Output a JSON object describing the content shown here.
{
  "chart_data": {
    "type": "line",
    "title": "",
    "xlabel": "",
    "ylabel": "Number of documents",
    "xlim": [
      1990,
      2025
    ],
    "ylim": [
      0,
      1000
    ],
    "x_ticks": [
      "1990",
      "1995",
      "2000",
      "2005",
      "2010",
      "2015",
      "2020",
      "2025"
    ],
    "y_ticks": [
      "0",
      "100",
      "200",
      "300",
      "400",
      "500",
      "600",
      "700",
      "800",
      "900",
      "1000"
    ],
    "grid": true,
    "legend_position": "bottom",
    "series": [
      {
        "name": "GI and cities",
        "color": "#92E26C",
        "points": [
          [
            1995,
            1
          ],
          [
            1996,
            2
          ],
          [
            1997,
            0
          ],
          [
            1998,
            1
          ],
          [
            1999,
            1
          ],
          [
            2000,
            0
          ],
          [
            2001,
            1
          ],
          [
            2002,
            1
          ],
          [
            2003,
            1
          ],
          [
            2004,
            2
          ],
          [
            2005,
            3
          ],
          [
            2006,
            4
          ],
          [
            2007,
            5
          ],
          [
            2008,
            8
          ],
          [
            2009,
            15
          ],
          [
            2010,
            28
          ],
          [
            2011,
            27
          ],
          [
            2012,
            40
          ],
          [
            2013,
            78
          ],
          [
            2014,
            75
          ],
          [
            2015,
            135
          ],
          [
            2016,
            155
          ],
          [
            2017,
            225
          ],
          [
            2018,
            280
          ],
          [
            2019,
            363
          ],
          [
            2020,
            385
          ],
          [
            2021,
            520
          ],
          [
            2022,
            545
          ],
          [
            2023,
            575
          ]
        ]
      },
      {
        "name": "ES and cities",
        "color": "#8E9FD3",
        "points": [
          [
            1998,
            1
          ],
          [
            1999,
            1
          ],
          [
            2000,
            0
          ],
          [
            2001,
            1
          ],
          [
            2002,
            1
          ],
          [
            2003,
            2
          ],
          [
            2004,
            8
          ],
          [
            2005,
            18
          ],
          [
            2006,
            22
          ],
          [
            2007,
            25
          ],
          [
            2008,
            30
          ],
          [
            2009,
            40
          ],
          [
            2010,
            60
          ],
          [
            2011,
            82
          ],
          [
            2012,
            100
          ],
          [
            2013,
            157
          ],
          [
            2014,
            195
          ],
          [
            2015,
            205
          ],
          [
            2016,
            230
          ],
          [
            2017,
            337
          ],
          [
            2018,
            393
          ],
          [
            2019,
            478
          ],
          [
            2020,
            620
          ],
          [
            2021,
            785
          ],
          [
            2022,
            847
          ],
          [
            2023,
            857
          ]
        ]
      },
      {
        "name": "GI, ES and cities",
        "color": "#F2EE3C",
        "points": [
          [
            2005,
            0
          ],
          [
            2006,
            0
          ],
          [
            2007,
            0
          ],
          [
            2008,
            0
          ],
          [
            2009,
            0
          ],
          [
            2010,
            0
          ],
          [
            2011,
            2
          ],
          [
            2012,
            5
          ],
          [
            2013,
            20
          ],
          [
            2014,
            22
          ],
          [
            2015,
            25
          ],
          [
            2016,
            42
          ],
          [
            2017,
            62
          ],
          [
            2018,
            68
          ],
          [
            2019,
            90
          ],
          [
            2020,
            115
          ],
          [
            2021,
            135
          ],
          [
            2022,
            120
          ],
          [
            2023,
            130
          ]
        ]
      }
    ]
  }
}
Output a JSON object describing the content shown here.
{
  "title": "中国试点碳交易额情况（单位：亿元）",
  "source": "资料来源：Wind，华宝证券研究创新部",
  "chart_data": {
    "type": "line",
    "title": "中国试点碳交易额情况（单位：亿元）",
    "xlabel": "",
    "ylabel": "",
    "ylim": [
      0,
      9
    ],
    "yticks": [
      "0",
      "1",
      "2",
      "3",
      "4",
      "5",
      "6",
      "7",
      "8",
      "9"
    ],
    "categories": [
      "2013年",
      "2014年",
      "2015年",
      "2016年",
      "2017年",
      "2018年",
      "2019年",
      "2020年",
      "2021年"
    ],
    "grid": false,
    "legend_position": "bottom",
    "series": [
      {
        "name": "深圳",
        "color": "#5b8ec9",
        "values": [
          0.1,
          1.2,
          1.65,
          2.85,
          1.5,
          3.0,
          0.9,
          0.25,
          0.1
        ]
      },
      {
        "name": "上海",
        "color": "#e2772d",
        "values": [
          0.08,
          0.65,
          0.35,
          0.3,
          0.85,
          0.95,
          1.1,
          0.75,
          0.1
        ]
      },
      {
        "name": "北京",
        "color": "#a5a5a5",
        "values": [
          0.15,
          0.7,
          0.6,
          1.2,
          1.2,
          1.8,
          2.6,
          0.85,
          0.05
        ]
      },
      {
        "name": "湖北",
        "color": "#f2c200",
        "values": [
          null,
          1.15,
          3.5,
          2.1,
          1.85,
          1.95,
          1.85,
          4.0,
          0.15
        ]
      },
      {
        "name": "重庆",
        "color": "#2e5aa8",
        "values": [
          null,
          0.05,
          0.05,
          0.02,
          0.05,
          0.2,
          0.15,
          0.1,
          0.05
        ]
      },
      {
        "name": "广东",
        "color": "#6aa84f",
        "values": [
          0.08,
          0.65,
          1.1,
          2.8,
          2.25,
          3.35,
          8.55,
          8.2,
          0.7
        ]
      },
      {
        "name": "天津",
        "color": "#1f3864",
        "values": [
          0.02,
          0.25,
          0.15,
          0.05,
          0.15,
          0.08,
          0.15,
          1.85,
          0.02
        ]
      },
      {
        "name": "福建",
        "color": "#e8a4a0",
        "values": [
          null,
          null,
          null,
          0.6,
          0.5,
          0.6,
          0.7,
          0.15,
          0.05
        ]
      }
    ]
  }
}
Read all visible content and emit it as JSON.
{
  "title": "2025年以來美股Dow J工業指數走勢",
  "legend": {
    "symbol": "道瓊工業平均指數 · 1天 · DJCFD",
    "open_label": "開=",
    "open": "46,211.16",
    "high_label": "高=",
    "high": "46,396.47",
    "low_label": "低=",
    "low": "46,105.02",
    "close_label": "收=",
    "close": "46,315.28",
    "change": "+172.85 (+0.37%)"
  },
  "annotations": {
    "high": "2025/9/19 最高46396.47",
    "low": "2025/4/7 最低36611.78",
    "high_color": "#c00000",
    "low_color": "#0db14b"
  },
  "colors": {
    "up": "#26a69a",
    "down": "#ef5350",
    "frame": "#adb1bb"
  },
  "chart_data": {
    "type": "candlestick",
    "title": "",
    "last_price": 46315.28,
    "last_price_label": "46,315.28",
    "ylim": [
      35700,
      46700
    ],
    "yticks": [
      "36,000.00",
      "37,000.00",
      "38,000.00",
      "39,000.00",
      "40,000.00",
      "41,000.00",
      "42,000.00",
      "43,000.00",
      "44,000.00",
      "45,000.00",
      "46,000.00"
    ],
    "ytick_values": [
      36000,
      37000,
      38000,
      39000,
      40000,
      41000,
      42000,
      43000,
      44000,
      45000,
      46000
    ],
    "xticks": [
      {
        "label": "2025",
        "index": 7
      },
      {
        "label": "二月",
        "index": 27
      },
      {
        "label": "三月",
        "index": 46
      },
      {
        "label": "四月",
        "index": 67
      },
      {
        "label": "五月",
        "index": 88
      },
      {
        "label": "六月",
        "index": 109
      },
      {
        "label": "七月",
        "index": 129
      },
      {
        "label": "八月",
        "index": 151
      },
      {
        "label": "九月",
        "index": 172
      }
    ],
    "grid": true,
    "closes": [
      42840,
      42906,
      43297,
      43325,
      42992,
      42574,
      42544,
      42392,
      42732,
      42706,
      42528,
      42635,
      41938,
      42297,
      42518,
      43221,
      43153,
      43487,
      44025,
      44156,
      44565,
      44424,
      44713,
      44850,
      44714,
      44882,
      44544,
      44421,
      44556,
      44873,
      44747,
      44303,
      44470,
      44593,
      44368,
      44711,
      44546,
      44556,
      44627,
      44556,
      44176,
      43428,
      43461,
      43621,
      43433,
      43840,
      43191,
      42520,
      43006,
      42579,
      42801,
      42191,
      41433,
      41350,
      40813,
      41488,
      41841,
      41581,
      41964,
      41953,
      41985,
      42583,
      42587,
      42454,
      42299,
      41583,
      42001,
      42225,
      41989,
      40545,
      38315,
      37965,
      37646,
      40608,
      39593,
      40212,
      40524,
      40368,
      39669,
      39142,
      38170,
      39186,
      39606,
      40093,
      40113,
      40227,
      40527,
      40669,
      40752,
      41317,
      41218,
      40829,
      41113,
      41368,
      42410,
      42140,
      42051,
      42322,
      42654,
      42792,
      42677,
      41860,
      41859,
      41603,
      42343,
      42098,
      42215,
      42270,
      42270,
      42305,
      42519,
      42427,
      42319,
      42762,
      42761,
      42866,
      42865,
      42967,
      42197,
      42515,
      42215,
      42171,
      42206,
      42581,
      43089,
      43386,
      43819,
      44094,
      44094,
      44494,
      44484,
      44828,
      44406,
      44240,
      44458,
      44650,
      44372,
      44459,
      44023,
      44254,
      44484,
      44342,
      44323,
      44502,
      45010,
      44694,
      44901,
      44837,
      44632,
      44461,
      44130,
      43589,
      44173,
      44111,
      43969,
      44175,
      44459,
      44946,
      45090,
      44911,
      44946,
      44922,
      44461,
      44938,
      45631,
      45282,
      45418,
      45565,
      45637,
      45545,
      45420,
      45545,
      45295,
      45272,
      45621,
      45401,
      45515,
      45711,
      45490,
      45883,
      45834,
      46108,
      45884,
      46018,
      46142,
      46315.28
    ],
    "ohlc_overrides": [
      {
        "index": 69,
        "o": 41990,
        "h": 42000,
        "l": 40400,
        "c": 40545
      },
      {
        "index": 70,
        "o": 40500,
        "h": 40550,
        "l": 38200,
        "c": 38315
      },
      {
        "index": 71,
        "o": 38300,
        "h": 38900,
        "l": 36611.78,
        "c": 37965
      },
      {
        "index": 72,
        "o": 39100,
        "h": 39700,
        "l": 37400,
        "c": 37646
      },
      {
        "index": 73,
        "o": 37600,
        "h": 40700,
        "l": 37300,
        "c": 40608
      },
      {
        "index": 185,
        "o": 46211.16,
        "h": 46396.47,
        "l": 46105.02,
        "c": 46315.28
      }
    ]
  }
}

■ ■ ■ ■ ■ ■ ■

**INSTRUCTIONS FOR THE TASK:** Find each line holding "title". Copy it out.

**RESULT OF THIS EXERCISE:**
    "title": "",
  "title": "中国试点碳交易额情况（单位：亿元）",
    "title": "中国试点碳交易额情况（单位：亿元）",
  "title": "2025年以來美股Dow J工業指數走勢",
    "title": "",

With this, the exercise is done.